• [What you are asked to do]: In the following material, identify every line holding the string "horizontal" and return it.

--- Data to use ---

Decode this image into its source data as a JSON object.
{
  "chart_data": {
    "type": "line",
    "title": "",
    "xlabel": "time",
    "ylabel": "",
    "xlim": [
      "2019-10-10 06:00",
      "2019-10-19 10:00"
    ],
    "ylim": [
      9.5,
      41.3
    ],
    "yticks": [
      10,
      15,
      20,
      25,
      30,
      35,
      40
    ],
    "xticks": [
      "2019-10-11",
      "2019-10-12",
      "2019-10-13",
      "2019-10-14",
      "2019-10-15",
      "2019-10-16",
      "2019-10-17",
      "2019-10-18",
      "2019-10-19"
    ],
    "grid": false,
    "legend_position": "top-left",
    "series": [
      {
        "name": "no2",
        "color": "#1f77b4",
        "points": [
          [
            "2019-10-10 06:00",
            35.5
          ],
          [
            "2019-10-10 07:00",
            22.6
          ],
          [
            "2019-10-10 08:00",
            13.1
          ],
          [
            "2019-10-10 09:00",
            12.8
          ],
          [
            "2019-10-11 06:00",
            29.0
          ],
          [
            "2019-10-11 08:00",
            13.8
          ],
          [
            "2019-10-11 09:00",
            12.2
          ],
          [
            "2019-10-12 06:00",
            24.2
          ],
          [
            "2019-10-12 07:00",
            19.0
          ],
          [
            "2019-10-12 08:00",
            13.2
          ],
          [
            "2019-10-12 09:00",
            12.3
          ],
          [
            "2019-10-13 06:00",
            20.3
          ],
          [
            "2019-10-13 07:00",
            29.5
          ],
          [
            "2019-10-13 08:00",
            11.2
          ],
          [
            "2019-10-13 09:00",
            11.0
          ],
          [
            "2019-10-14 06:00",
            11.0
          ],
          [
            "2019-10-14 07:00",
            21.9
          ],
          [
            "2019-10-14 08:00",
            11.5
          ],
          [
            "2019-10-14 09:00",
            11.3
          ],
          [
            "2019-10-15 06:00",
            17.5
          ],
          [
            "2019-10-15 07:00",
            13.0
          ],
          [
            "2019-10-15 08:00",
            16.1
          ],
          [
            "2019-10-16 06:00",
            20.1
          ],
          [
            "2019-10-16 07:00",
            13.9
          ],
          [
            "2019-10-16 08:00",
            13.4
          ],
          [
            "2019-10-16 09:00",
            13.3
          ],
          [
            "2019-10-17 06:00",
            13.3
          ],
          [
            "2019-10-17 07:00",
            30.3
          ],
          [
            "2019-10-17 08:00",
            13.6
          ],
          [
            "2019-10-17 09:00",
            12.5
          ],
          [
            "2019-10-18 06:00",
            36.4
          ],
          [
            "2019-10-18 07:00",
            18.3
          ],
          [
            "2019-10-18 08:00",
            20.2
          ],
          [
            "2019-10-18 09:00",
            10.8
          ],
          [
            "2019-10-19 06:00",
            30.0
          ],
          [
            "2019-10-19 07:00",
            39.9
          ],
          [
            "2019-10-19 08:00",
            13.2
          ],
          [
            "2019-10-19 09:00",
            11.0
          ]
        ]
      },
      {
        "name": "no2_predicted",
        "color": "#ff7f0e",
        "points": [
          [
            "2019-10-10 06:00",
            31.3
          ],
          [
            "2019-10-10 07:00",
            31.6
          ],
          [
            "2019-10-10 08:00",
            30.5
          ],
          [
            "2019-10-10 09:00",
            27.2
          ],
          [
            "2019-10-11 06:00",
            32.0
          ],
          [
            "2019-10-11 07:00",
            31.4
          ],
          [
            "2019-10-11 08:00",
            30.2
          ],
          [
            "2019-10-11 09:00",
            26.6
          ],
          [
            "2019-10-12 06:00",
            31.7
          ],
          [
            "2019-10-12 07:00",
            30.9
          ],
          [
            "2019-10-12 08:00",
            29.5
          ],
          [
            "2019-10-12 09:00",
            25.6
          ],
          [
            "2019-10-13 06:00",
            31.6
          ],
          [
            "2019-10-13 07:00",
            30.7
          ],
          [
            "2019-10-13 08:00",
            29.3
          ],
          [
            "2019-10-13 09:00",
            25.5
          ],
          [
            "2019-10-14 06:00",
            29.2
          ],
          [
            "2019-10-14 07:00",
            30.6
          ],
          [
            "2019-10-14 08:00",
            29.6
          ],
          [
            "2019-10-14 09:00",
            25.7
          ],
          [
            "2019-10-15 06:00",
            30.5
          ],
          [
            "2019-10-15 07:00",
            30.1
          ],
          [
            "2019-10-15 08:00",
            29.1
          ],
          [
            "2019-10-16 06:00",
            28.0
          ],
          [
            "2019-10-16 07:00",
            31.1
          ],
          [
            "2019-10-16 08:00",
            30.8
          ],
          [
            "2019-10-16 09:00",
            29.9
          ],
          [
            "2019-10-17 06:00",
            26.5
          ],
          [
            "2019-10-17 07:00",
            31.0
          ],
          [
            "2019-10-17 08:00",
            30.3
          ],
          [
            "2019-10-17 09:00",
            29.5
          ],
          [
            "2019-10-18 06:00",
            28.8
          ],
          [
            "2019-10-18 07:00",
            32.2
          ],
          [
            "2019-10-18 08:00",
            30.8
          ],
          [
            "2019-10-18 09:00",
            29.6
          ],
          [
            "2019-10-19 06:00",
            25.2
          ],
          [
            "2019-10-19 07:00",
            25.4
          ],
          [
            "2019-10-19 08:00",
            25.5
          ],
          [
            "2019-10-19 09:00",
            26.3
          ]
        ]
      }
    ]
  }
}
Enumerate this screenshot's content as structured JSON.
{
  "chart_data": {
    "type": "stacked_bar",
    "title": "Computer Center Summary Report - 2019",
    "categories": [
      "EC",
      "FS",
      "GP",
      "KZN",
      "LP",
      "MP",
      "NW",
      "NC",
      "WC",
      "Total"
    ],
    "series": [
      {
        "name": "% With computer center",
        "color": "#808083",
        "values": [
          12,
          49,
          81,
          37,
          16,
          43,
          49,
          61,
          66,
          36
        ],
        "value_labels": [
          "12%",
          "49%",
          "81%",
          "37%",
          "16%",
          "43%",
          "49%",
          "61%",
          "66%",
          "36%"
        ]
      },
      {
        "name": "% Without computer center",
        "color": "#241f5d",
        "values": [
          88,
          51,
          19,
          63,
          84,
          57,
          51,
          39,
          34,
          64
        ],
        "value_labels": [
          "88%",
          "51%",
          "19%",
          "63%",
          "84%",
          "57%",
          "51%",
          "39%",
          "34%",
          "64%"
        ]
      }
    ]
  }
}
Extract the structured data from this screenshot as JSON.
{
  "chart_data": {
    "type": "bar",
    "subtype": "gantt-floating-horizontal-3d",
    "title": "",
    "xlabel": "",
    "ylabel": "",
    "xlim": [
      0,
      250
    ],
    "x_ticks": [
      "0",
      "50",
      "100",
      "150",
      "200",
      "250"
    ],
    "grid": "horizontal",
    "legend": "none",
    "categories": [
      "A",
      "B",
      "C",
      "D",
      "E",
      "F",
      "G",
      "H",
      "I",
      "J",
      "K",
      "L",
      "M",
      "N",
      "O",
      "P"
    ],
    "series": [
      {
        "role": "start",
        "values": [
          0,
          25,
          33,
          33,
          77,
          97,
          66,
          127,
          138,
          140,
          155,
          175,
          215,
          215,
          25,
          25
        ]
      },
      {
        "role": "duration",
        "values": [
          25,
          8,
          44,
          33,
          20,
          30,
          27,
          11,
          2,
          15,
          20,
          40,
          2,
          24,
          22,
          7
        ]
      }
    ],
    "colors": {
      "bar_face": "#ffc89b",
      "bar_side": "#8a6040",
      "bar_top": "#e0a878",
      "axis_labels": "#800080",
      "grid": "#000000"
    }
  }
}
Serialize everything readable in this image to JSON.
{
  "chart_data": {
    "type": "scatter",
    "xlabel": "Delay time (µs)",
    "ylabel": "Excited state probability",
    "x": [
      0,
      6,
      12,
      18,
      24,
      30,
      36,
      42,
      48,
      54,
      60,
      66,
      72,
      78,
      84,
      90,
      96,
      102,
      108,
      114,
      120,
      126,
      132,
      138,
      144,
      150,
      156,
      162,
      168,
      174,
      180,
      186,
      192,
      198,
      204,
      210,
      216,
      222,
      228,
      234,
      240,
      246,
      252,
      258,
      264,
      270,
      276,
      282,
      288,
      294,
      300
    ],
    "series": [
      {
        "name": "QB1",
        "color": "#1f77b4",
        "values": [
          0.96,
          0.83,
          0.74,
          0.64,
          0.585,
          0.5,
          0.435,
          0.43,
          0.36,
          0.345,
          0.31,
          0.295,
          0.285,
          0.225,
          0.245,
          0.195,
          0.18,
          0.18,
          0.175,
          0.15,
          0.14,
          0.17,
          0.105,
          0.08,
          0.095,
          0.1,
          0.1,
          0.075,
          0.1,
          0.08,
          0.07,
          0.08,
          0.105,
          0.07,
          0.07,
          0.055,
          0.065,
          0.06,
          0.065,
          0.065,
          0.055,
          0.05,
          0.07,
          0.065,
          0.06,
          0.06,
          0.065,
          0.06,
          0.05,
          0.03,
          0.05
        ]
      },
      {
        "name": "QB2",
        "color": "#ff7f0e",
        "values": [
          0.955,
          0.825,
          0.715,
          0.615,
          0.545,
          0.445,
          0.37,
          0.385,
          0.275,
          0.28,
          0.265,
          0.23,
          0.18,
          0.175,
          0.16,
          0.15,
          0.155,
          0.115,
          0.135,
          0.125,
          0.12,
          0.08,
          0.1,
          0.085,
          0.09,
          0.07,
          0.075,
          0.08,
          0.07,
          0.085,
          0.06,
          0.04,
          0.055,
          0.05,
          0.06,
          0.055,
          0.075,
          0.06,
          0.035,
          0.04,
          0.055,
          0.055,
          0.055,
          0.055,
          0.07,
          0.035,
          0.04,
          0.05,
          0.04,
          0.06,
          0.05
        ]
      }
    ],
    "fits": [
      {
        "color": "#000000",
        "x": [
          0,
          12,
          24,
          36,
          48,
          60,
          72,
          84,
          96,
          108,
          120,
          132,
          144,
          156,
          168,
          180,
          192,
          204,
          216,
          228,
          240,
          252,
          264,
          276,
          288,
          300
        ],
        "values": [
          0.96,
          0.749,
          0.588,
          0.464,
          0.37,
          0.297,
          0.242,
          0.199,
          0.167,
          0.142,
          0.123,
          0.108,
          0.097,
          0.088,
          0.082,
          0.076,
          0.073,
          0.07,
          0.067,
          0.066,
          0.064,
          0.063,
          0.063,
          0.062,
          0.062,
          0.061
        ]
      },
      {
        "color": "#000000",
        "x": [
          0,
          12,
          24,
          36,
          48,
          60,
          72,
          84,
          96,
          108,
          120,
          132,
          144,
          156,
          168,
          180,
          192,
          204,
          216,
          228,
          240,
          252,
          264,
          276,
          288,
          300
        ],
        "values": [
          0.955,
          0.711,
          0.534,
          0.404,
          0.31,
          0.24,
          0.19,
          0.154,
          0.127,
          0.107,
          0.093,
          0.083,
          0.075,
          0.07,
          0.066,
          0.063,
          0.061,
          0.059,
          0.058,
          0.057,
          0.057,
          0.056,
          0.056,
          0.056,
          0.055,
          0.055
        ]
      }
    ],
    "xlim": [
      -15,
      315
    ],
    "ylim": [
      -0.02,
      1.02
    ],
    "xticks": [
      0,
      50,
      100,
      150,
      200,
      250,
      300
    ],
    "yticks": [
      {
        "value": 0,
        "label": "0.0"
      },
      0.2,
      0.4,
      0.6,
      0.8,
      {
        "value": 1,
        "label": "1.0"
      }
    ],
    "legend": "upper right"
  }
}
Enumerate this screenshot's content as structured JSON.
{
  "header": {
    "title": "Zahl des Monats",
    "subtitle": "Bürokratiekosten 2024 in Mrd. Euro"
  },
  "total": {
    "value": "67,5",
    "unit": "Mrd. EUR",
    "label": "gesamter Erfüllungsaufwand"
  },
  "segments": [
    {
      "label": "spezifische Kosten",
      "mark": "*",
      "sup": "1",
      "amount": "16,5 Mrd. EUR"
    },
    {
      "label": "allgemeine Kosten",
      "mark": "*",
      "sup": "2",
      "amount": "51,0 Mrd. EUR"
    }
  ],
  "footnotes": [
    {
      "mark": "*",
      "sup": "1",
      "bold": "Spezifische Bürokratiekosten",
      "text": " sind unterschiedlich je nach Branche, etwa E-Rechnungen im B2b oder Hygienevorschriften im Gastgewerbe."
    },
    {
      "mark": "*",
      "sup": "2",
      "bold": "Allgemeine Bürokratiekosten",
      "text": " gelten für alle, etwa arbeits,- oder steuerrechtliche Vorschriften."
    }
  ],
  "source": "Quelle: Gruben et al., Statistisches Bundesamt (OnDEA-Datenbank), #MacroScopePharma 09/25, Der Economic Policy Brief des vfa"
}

---

• [Solution below]:
    "subtype": "gantt-floating-horizontal-3d",
    "grid": "horizontal",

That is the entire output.